**AVAILABLE RECORDS**

○ ○ ○ ○ ○

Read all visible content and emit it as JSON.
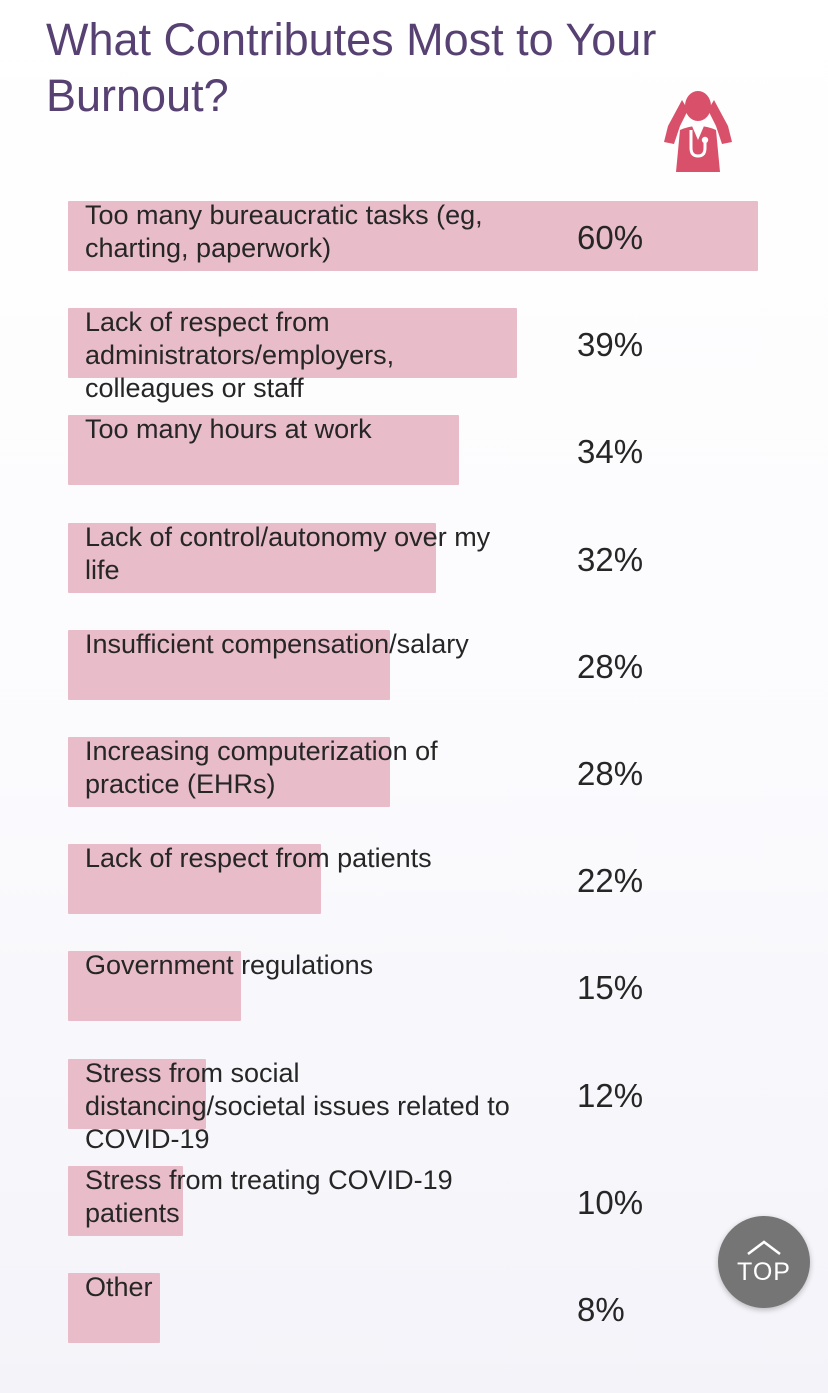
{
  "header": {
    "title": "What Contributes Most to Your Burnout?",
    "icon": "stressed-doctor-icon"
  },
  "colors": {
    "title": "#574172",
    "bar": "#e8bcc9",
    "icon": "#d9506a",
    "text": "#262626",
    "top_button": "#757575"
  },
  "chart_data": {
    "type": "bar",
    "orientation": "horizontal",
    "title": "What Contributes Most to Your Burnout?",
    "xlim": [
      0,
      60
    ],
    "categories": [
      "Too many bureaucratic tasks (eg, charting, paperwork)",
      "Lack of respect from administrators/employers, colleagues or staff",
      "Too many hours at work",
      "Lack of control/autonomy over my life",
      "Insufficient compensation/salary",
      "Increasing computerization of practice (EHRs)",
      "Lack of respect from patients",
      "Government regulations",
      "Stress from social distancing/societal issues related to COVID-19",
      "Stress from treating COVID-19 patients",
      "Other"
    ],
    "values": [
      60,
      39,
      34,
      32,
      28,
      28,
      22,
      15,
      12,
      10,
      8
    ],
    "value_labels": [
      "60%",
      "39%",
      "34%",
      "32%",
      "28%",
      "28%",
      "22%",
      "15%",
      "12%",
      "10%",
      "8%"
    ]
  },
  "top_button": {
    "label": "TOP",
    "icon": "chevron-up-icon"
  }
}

○ ○ ○ ○ ○

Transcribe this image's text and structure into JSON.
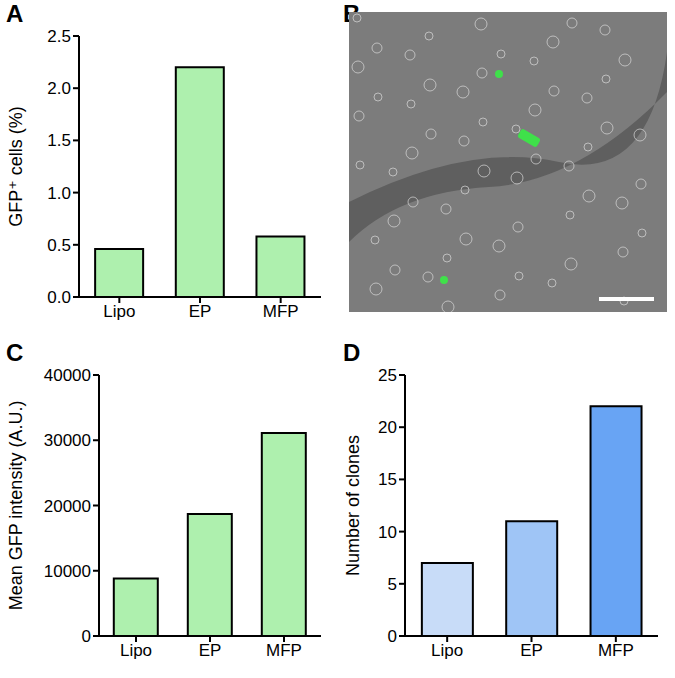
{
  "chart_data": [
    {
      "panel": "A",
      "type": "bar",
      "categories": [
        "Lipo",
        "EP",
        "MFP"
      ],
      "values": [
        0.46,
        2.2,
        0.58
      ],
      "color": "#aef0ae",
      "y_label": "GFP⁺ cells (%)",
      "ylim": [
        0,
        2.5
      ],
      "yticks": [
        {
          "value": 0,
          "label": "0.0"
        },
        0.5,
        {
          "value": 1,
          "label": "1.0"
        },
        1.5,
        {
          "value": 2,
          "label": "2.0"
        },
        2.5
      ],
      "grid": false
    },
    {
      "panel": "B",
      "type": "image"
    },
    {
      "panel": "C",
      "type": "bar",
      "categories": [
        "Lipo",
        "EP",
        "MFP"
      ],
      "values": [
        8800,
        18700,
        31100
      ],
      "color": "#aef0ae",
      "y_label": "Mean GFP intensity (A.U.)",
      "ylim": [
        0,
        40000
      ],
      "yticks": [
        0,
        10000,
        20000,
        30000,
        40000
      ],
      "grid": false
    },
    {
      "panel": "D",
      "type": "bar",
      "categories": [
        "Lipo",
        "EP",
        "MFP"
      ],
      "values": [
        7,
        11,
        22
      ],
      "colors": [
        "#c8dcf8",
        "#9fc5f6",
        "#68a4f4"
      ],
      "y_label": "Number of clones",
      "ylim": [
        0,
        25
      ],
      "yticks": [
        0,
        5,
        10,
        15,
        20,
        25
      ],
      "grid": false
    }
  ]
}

○ ○ ○ ○ ○

**EXERCISE DESCRIPTION**
Out of the entries, pull every line that mentions "text".

**RESPONSE TO THE EXERCISE**
    "text": "#262626",
Transcribe this image's text and structure into JSON.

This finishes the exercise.